What is required
Lines containing the string "Lismore" are to be collected in full.

---

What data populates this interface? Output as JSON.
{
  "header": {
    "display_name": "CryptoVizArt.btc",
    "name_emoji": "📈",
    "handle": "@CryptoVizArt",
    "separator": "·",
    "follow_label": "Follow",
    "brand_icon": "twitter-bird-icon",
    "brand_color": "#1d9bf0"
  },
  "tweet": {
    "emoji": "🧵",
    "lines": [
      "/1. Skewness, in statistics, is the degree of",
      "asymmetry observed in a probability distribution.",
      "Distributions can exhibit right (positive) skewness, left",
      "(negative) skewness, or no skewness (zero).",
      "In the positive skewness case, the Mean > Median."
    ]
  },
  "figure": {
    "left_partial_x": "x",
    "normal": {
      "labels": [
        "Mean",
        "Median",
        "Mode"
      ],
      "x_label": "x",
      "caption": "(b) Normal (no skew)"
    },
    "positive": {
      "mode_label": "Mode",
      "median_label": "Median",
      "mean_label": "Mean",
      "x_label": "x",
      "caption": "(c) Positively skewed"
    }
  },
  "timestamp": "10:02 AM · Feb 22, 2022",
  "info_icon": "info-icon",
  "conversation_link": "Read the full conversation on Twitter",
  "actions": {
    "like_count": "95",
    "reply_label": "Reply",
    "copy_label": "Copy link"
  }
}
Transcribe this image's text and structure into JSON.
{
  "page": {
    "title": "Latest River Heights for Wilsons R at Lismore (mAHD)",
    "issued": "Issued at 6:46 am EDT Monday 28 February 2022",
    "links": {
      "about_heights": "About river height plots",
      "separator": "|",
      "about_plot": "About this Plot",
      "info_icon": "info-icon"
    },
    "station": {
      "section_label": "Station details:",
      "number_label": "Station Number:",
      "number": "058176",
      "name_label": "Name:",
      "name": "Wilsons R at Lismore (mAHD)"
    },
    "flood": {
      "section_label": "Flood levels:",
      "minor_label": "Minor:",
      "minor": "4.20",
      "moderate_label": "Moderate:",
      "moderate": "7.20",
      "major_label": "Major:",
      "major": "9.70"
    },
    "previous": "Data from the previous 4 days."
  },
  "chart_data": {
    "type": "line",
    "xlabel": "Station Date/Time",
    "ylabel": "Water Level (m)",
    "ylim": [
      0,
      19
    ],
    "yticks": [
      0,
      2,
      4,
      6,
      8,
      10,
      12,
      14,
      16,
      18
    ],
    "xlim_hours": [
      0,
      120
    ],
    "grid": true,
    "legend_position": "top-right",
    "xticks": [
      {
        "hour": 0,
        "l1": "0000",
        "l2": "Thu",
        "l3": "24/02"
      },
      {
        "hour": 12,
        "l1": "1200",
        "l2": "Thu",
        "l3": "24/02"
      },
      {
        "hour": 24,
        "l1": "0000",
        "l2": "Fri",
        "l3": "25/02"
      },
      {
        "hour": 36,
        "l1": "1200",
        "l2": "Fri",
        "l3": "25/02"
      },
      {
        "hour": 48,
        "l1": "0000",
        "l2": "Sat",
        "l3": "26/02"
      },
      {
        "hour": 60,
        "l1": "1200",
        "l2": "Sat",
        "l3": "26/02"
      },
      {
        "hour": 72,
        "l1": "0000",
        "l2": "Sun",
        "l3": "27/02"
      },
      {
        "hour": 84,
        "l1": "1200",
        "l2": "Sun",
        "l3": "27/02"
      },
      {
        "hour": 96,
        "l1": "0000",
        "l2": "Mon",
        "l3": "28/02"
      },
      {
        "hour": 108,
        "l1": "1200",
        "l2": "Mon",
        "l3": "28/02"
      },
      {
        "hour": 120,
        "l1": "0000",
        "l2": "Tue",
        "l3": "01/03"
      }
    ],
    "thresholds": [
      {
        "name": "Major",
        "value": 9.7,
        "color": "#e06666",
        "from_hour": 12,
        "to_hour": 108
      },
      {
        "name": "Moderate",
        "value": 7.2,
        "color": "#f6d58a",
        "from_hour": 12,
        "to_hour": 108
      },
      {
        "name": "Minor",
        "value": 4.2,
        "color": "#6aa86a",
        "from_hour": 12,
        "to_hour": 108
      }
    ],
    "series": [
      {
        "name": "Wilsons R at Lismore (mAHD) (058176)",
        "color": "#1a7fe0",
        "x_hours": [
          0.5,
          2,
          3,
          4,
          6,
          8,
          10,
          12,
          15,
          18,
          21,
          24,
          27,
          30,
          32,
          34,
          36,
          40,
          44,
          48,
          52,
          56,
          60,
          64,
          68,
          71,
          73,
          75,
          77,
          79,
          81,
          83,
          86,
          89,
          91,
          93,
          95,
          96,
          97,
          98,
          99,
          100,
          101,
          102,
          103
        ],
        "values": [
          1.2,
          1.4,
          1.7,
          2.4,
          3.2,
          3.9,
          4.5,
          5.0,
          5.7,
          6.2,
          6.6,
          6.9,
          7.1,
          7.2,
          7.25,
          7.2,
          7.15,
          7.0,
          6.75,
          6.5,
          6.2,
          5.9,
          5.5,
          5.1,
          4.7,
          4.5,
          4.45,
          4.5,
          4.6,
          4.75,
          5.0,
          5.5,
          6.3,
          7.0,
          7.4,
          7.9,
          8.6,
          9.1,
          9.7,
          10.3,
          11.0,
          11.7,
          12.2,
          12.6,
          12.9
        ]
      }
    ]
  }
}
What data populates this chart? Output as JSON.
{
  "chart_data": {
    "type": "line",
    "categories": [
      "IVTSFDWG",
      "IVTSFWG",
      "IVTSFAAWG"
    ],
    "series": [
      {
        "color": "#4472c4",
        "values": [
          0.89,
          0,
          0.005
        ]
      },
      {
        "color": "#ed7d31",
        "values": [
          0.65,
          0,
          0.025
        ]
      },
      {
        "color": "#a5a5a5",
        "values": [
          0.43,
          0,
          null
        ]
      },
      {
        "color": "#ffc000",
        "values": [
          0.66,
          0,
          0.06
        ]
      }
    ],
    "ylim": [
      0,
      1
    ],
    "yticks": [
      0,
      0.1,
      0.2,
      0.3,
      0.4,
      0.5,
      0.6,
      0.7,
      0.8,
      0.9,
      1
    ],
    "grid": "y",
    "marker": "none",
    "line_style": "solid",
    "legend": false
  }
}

---

Exercise solution
    "title": "Latest River Heights for Wilsons R at Lismore (mAHD)",
      "name": "Wilsons R at Lismore (mAHD)"
        "name": "Wilsons R at Lismore (mAHD) (058176)",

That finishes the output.